(What the task asks): Pull out each line of the data that includes the word "فضائل".

(Provided records):
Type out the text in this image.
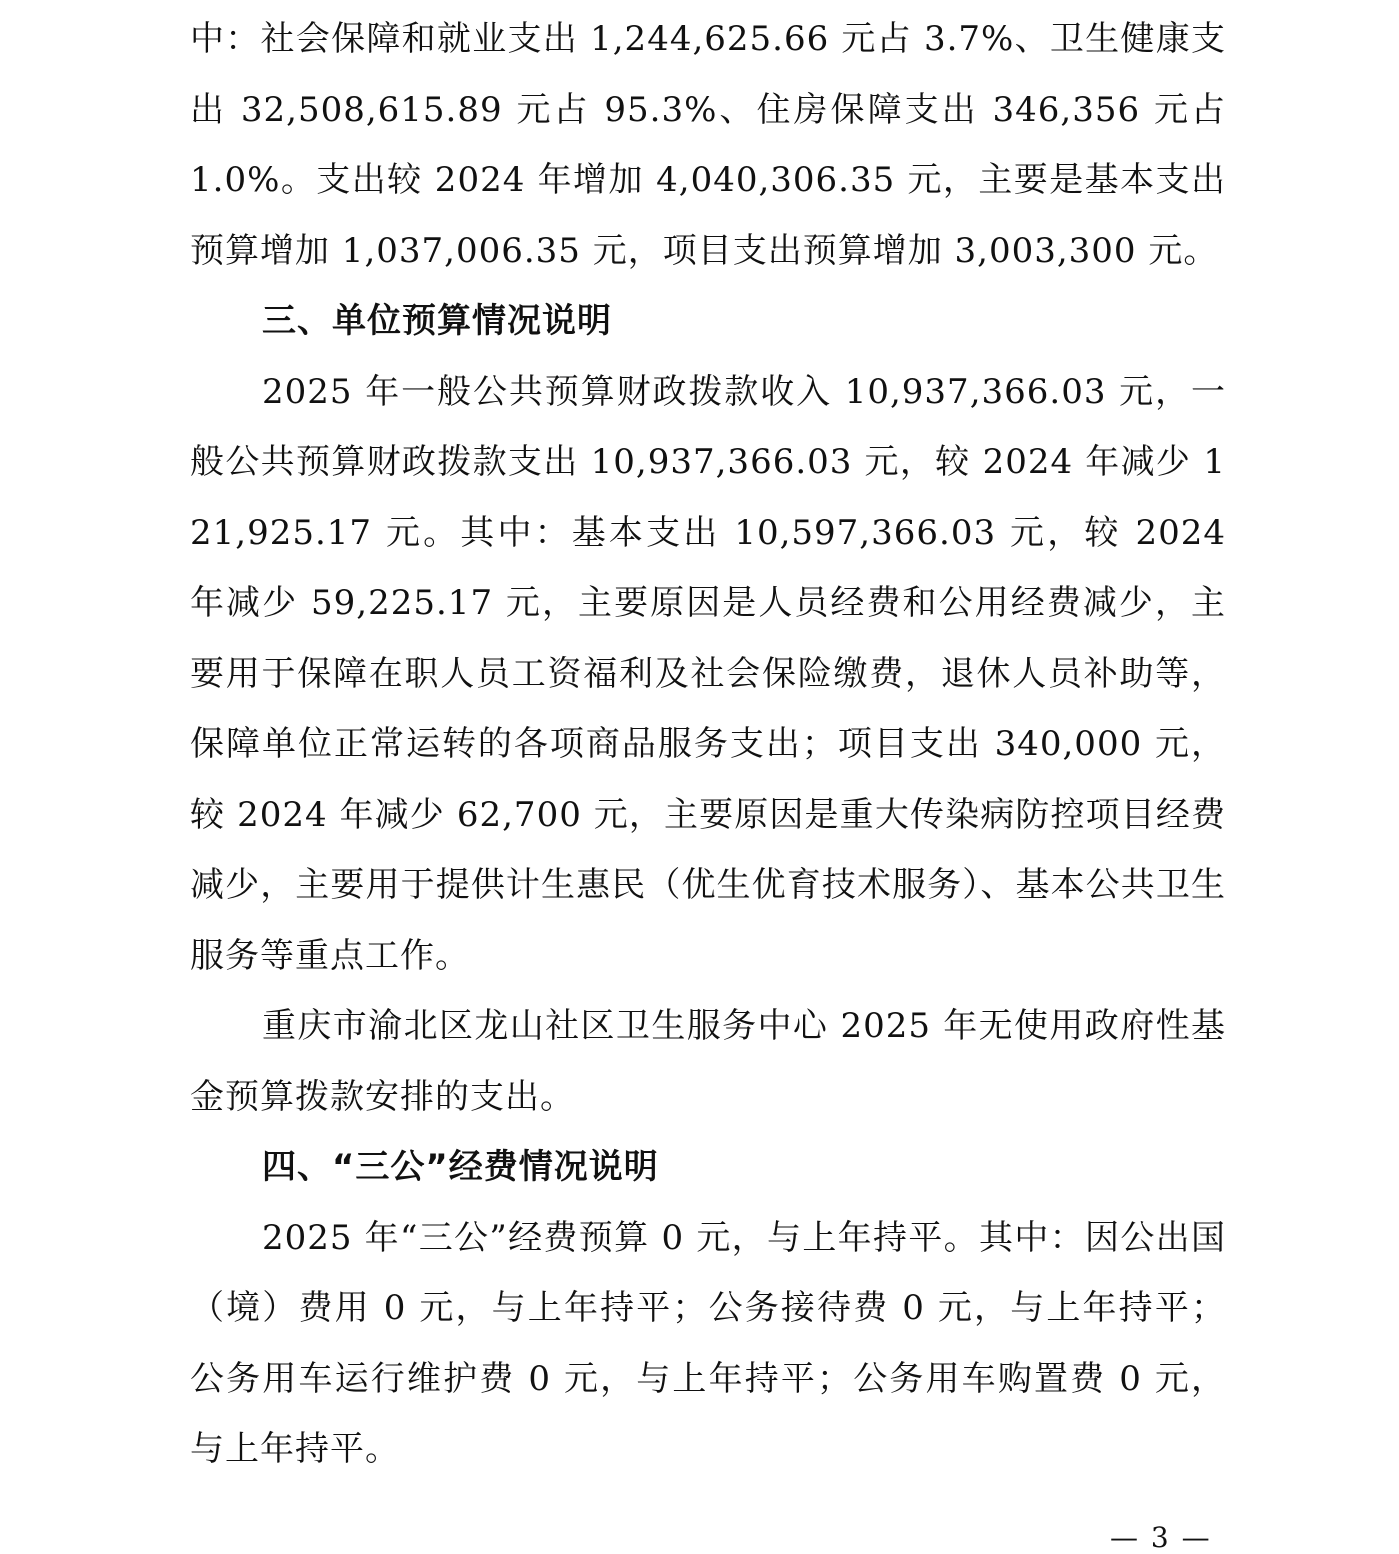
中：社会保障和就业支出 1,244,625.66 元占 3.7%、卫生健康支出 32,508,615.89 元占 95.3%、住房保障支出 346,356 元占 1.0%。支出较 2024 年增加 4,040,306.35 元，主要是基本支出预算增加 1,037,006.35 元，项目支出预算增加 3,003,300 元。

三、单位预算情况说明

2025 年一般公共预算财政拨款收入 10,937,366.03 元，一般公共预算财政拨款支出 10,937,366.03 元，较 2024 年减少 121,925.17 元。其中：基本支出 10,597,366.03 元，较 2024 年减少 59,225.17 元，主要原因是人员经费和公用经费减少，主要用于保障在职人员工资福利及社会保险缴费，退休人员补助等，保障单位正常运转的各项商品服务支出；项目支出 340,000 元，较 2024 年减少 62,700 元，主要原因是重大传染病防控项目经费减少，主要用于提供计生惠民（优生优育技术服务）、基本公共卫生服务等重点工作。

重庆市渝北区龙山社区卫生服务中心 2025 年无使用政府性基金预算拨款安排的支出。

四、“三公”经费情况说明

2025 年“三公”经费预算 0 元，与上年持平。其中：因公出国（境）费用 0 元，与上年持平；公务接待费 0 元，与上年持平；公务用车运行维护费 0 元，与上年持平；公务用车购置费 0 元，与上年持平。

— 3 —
==
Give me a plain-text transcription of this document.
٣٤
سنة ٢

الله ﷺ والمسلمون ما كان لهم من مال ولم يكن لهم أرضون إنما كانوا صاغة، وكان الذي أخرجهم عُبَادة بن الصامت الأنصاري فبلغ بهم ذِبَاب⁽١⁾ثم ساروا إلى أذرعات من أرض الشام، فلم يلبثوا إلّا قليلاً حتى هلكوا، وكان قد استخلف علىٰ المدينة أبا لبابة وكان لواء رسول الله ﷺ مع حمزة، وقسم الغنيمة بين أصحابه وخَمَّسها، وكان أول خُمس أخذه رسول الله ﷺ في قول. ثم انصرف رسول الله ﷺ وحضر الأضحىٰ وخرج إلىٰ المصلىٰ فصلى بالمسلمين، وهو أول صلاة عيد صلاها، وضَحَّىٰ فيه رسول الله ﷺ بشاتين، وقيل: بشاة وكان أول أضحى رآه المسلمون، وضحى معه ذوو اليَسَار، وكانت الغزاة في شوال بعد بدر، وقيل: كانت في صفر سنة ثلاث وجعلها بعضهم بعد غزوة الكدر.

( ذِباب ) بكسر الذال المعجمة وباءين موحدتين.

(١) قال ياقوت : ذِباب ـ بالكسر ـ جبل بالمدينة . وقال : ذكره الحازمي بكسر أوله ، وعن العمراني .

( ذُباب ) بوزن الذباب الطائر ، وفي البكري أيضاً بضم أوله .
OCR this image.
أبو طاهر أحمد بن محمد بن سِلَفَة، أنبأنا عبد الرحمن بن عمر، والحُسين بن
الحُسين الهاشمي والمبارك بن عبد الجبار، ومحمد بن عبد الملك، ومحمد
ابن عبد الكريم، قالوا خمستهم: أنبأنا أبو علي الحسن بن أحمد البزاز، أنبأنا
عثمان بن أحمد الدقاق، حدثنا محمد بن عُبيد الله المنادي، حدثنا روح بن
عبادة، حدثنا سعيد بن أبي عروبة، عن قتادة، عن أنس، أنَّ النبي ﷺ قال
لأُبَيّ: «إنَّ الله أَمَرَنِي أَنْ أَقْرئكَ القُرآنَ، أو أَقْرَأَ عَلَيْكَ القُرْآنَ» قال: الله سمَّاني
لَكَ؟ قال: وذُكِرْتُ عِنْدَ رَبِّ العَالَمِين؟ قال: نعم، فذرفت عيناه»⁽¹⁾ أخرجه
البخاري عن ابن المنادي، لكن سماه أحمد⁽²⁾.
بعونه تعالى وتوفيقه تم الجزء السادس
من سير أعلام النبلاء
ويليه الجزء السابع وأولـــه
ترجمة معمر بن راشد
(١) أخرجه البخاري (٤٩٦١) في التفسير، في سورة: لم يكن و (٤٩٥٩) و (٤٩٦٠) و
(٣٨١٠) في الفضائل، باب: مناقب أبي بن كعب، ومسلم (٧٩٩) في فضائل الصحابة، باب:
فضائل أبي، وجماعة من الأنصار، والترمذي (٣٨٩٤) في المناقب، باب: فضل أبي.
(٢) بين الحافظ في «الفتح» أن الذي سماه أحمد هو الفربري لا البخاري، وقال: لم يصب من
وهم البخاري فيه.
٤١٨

(Task answer):
(٣٨١٠) في الفضائل، باب: مناقب أبي بن كعب، ومسلم (٧٩٩) في فضائل الصحابة، باب:
فضائل أبي، وجماعة من الأنصار، والترمذي (٣٨٩٤) في المناقب، باب: فضل أبي.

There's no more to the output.